* WHAT YOU NEED TO DO
Faithfully return all lines, omitting every embedded picture.

[Data tied to figure images]

——

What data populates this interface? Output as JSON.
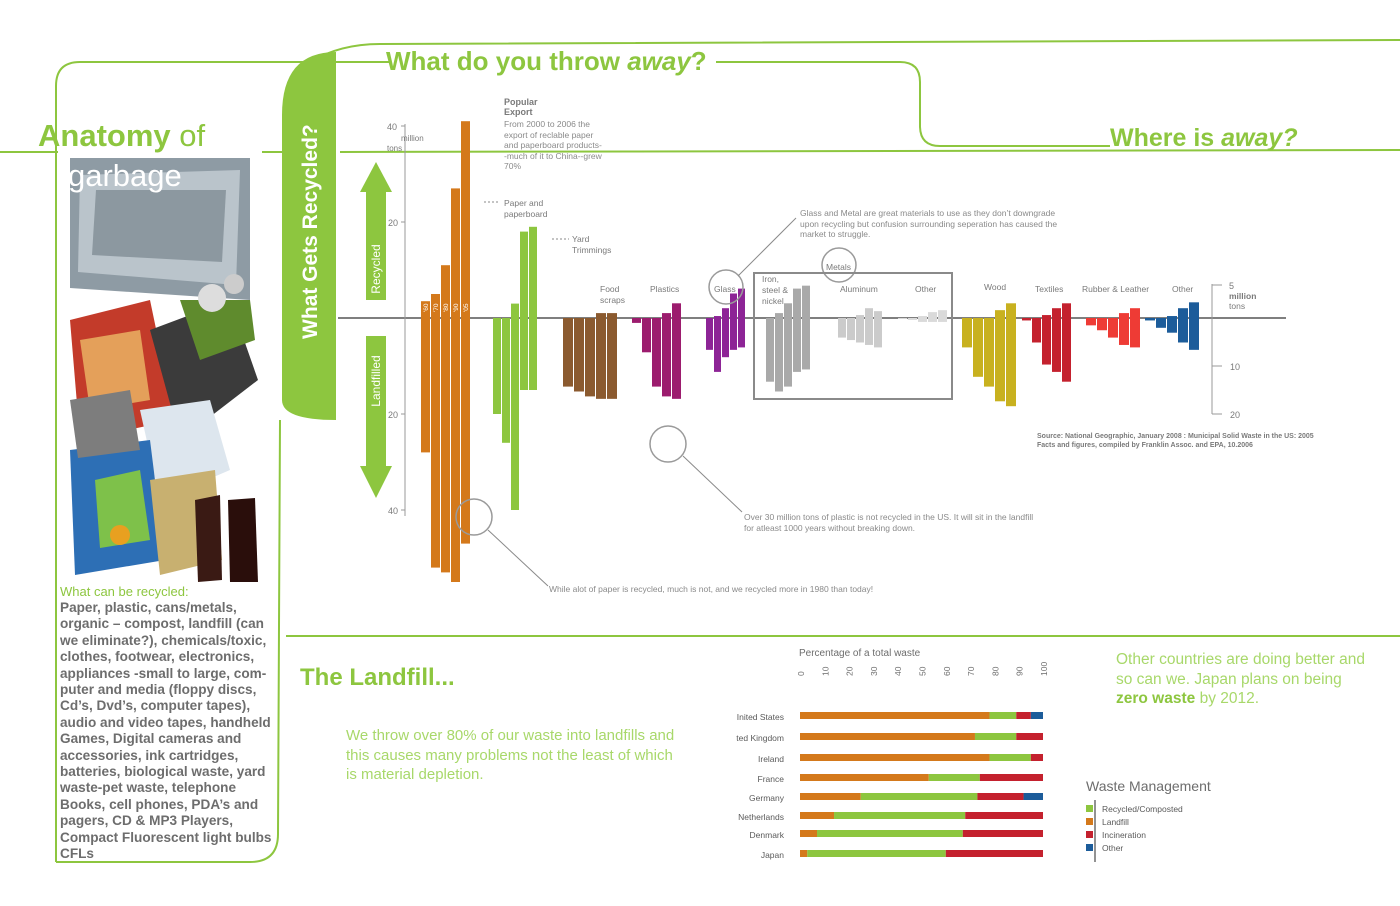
{
  "titles": {
    "main_prefix": "What do you throw ",
    "main_em": "away",
    "main_suffix": "?",
    "where_prefix": "Where is ",
    "where_em": "away?",
    "anatomy_1": "Anatomy",
    "anatomy_2": " of",
    "garbage": "garbage",
    "vertical": "What Gets Recycled?",
    "recycled_arrow": "Recycled",
    "landfilled_arrow": "Landfilled"
  },
  "recyclable": {
    "heading": "What can be recycled:",
    "body": "Paper, plastic, cans/metals, organic – compost, landfill (can we eliminate?), chemicals/toxic, clothes, footwear, electronics, appliances -small to large, com-puter and media (floppy discs, Cd’s, Dvd’s, computer tapes), audio and video tapes, handheld Games, Digital cameras and accessories, ink cartridges, batteries, biological waste, yard waste-pet waste, telephone Books, cell phones, PDA’s and pagers, CD & MP3 Players, Compact Fluorescent light bulbs CFLs"
  },
  "landfill": {
    "title": "The Landfill...",
    "body": "We throw over 80% of our waste into landfills and this causes many problems not the least of which is material depletion."
  },
  "countries_note": {
    "part1": "Other countries are doing better and so can we.  Japan plans on being ",
    "bold": "zero waste",
    "part2": " by 2012."
  },
  "annotations": {
    "popular_export_title": "Popular Export",
    "popular_export_body": "From 2000 to 2006 the export of reclable paper and paperboard products--much of it to China--grew 70%",
    "glass_metal": "Glass and Metal are great materials to use as they don’t downgrade upon recycling but confusion surrounding seperation has caused the market to struggle.",
    "plastic": "Over 30 million tons of plastic is not recycled in the US. It will sit in the landfill for atleast 1000 years without breaking down.",
    "paper": "While alot of paper is recycled, much is not, and we recycled more in 1980 than today!",
    "metals_circle": "Metals",
    "source": "Source: National Geographic, January 2008 : Municipal Solid Waste in the US: 2005 Facts and figures, compiled by Franklin Assoc. and EPA, 10.2006"
  },
  "chart_data": [
    {
      "type": "bar",
      "title": "What Gets Recycled?",
      "units": "million tons",
      "left_axis": {
        "recycled_ticks": [
          "20",
          "40"
        ],
        "landfilled_ticks": [
          "20",
          "40"
        ],
        "top_label": "40 million tons"
      },
      "right_axis": {
        "recycled_ticks": [
          "5"
        ],
        "landfilled_ticks": [
          "10",
          "20"
        ],
        "top_label": "5 million tons"
      },
      "year_labels": [
        "'60",
        "'70",
        "'80",
        "'90",
        "'05"
      ],
      "categories": [
        {
          "name": "Paper and paperboard",
          "color": "#d4791b",
          "scale": "left",
          "recycled": [
            3.5,
            5,
            11,
            27,
            41
          ],
          "landfilled": [
            28,
            52,
            53,
            55,
            47
          ]
        },
        {
          "name": "Yard Trimmings",
          "color": "#8dc63f",
          "scale": "left",
          "recycled": [
            0,
            0,
            3,
            18,
            19
          ],
          "landfilled": [
            20,
            26,
            40,
            15,
            15
          ]
        },
        {
          "name": "Food scraps",
          "color": "#8b5a2f",
          "scale": "right",
          "recycled": [
            0,
            0,
            0,
            0.5,
            0.5
          ],
          "landfilled": [
            14,
            15,
            16,
            16.5,
            16.5
          ]
        },
        {
          "name": "Plastics",
          "color": "#9c1c6e",
          "scale": "right",
          "recycled": [
            0,
            0,
            0,
            0.5,
            1.5
          ],
          "landfilled": [
            1,
            7,
            14,
            16,
            16.5
          ]
        },
        {
          "name": "Glass",
          "color": "#8d2496",
          "scale": "right",
          "recycled": [
            0,
            0.2,
            1,
            2.5,
            3
          ],
          "landfilled": [
            6.5,
            11,
            8,
            6.5,
            6
          ]
        },
        {
          "name": "Iron, steel & nickel",
          "color": "#a9a9a9",
          "scale": "right",
          "recycled": [
            0,
            0.5,
            1.5,
            3,
            3.3
          ],
          "landfilled": [
            13,
            15,
            14,
            11,
            10.5
          ]
        },
        {
          "name": "Aluminum",
          "color": "#cbcbcb",
          "scale": "right",
          "recycled": [
            0,
            0,
            0.3,
            1,
            0.7
          ],
          "landfilled": [
            4,
            4.5,
            5,
            5.5,
            6
          ]
        },
        {
          "name": "Other",
          "color": "#dadada",
          "scale": "right",
          "recycled": [
            0,
            0,
            0.2,
            0.6,
            0.8
          ],
          "landfilled": [
            0.2,
            0.4,
            0.8,
            0.8,
            0.8
          ]
        },
        {
          "name": "Wood",
          "color": "#c8b11f",
          "scale": "right",
          "recycled": [
            0,
            0,
            0,
            0.8,
            1.5
          ],
          "landfilled": [
            6,
            12,
            14,
            17,
            18
          ]
        },
        {
          "name": "Textiles",
          "color": "#c4212e",
          "scale": "right",
          "recycled": [
            0,
            0,
            0.3,
            1,
            1.5
          ],
          "landfilled": [
            0.5,
            5,
            9.5,
            11,
            13
          ]
        },
        {
          "name": "Rubber & Leather",
          "color": "#ee3b35",
          "scale": "right",
          "recycled": [
            0,
            0,
            0,
            0.5,
            1
          ],
          "landfilled": [
            1.5,
            2.5,
            4,
            5.5,
            6
          ]
        },
        {
          "name": "Other",
          "color": "#1c5c9a",
          "scale": "right",
          "recycled": [
            0,
            0,
            0.2,
            1,
            1.6
          ],
          "landfilled": [
            0.5,
            2,
            3,
            5,
            6.5
          ]
        }
      ]
    },
    {
      "type": "bar",
      "orientation": "horizontal",
      "stacked": true,
      "title": "Percentage of a total waste",
      "legend_title": "Waste Management",
      "xlim": [
        0,
        100
      ],
      "ticks": [
        "0",
        "10",
        "20",
        "30",
        "40",
        "50",
        "60",
        "70",
        "80",
        "90",
        "100"
      ],
      "categories": [
        "United States",
        "United Kingdom",
        "Ireland",
        "France",
        "Germany",
        "Netherlands",
        "Denmark",
        "Japan"
      ],
      "visible_labels": [
        "Inited States",
        "ted Kingdom",
        "Ireland",
        "France",
        "Germany",
        "Netherlands",
        "Denmark",
        "Japan"
      ],
      "series": [
        {
          "name": "Recycled/Composted",
          "color": "#8dc63f",
          "values": [
            11,
            17,
            17,
            21,
            48,
            54,
            60,
            57
          ]
        },
        {
          "name": "Landfill",
          "color": "#d4791b",
          "values": [
            78,
            72,
            78,
            53,
            25,
            14,
            7,
            3
          ]
        },
        {
          "name": "Incineration",
          "color": "#c4212e",
          "values": [
            6,
            11,
            5,
            26,
            19,
            32,
            33,
            40
          ]
        },
        {
          "name": "Other",
          "color": "#1c5c9a",
          "values": [
            5,
            0,
            0,
            0,
            8,
            0,
            0,
            0
          ]
        }
      ]
    }
  ],
  "colors": {
    "accent": "#8dc63f",
    "grey": "#7f7f7f"
  }
}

——

* ANSWER TO THE PROBLEM
What data populates this interface? Output as JSON.
{
  "titles": {
    "main_prefix": "What do you throw ",
    "main_em": "away",
    "main_suffix": "?",
    "where_prefix": "Where is ",
    "where_em": "away?",
    "anatomy_1": "Anatomy",
    "anatomy_2": " of",
    "garbage": "garbage",
    "vertical": "What Gets Recycled?",
    "recycled_arrow": "Recycled",
    "landfilled_arrow": "Landfilled"
  },
  "recyclable": {
    "heading": "What can be recycled:",
    "body": "Paper, plastic, cans/metals, organic – compost, landfill (can we eliminate?), chemicals/toxic, clothes, footwear, electronics, appliances -small to large, com-puter and media (floppy discs, Cd’s, Dvd’s, computer tapes), audio and video tapes, handheld Games, Digital cameras and accessories, ink cartridges, batteries, biological waste, yard waste-pet waste, telephone Books, cell phones, PDA’s and pagers, CD & MP3 Players, Compact Fluorescent light bulbs CFLs"
  },
  "landfill": {
    "title": "The Landfill...",
    "body": "We throw over 80% of our waste into landfills and this causes many problems not the least of which is material depletion."
  },
  "countries_note": {
    "part1": "Other countries are doing better and so can we.  Japan plans on being ",
    "bold": "zero waste",
    "part2": " by 2012."
  },
  "annotations": {
    "popular_export_title": "Popular Export",
    "popular_export_body": "From 2000 to 2006 the export of reclable paper and paperboard products--much of it to China--grew 70%",
    "glass_metal": "Glass and Metal are great materials to use as they don’t downgrade upon recycling but confusion surrounding seperation has caused the market to struggle.",
    "plastic": "Over 30 million tons of plastic is not recycled in the US. It will sit in the landfill for atleast 1000 years without breaking down.",
    "paper": "While alot of paper is recycled, much is not, and we recycled more in 1980 than today!",
    "metals_circle": "Metals",
    "source": "Source: National Geographic, January 2008 : Municipal Solid Waste in the US: 2005 Facts and figures, compiled by Franklin Assoc. and EPA, 10.2006"
  },
  "chart_data": [
    {
      "type": "bar",
      "title": "What Gets Recycled?",
      "units": "million tons",
      "left_axis": {
        "recycled_ticks": [
          "20",
          "40"
        ],
        "landfilled_ticks": [
          "20",
          "40"
        ],
        "top_label": "40 million tons"
      },
      "right_axis": {
        "recycled_ticks": [
          "5"
        ],
        "landfilled_ticks": [
          "10",
          "20"
        ],
        "top_label": "5 million tons"
      },
      "year_labels": [
        "'60",
        "'70",
        "'80",
        "'90",
        "'05"
      ],
      "categories": [
        {
          "name": "Paper and paperboard",
          "color": "#d4791b",
          "scale": "left",
          "recycled": [
            3.5,
            5,
            11,
            27,
            41
          ],
          "landfilled": [
            28,
            52,
            53,
            55,
            47
          ]
        },
        {
          "name": "Yard Trimmings",
          "color": "#8dc63f",
          "scale": "left",
          "recycled": [
            0,
            0,
            3,
            18,
            19
          ],
          "landfilled": [
            20,
            26,
            40,
            15,
            15
          ]
        },
        {
          "name": "Food scraps",
          "color": "#8b5a2f",
          "scale": "right",
          "recycled": [
            0,
            0,
            0,
            0.5,
            0.5
          ],
          "landfilled": [
            14,
            15,
            16,
            16.5,
            16.5
          ]
        },
        {
          "name": "Plastics",
          "color": "#9c1c6e",
          "scale": "right",
          "recycled": [
            0,
            0,
            0,
            0.5,
            1.5
          ],
          "landfilled": [
            1,
            7,
            14,
            16,
            16.5
          ]
        },
        {
          "name": "Glass",
          "color": "#8d2496",
          "scale": "right",
          "recycled": [
            0,
            0.2,
            1,
            2.5,
            3
          ],
          "landfilled": [
            6.5,
            11,
            8,
            6.5,
            6
          ]
        },
        {
          "name": "Iron, steel & nickel",
          "color": "#a9a9a9",
          "scale": "right",
          "recycled": [
            0,
            0.5,
            1.5,
            3,
            3.3
          ],
          "landfilled": [
            13,
            15,
            14,
            11,
            10.5
          ]
        },
        {
          "name": "Aluminum",
          "color": "#cbcbcb",
          "scale": "right",
          "recycled": [
            0,
            0,
            0.3,
            1,
            0.7
          ],
          "landfilled": [
            4,
            4.5,
            5,
            5.5,
            6
          ]
        },
        {
          "name": "Other",
          "color": "#dadada",
          "scale": "right",
          "recycled": [
            0,
            0,
            0.2,
            0.6,
            0.8
          ],
          "landfilled": [
            0.2,
            0.4,
            0.8,
            0.8,
            0.8
          ]
        },
        {
          "name": "Wood",
          "color": "#c8b11f",
          "scale": "right",
          "recycled": [
            0,
            0,
            0,
            0.8,
            1.5
          ],
          "landfilled": [
            6,
            12,
            14,
            17,
            18
          ]
        },
        {
          "name": "Textiles",
          "color": "#c4212e",
          "scale": "right",
          "recycled": [
            0,
            0,
            0.3,
            1,
            1.5
          ],
          "landfilled": [
            0.5,
            5,
            9.5,
            11,
            13
          ]
        },
        {
          "name": "Rubber & Leather",
          "color": "#ee3b35",
          "scale": "right",
          "recycled": [
            0,
            0,
            0,
            0.5,
            1
          ],
          "landfilled": [
            1.5,
            2.5,
            4,
            5.5,
            6
          ]
        },
        {
          "name": "Other",
          "color": "#1c5c9a",
          "scale": "right",
          "recycled": [
            0,
            0,
            0.2,
            1,
            1.6
          ],
          "landfilled": [
            0.5,
            2,
            3,
            5,
            6.5
          ]
        }
      ]
    },
    {
      "type": "bar",
      "orientation": "horizontal",
      "stacked": true,
      "title": "Percentage of a total waste",
      "legend_title": "Waste Management",
      "xlim": [
        0,
        100
      ],
      "ticks": [
        "0",
        "10",
        "20",
        "30",
        "40",
        "50",
        "60",
        "70",
        "80",
        "90",
        "100"
      ],
      "categories": [
        "United States",
        "United Kingdom",
        "Ireland",
        "France",
        "Germany",
        "Netherlands",
        "Denmark",
        "Japan"
      ],
      "visible_labels": [
        "Inited States",
        "ted Kingdom",
        "Ireland",
        "France",
        "Germany",
        "Netherlands",
        "Denmark",
        "Japan"
      ],
      "series": [
        {
          "name": "Recycled/Composted",
          "color": "#8dc63f",
          "values": [
            11,
            17,
            17,
            21,
            48,
            54,
            60,
            57
          ]
        },
        {
          "name": "Landfill",
          "color": "#d4791b",
          "values": [
            78,
            72,
            78,
            53,
            25,
            14,
            7,
            3
          ]
        },
        {
          "name": "Incineration",
          "color": "#c4212e",
          "values": [
            6,
            11,
            5,
            26,
            19,
            32,
            33,
            40
          ]
        },
        {
          "name": "Other",
          "color": "#1c5c9a",
          "values": [
            5,
            0,
            0,
            0,
            8,
            0,
            0,
            0
          ]
        }
      ]
    }
  ],
  "colors": {
    "accent": "#8dc63f",
    "grey": "#7f7f7f"
  }
}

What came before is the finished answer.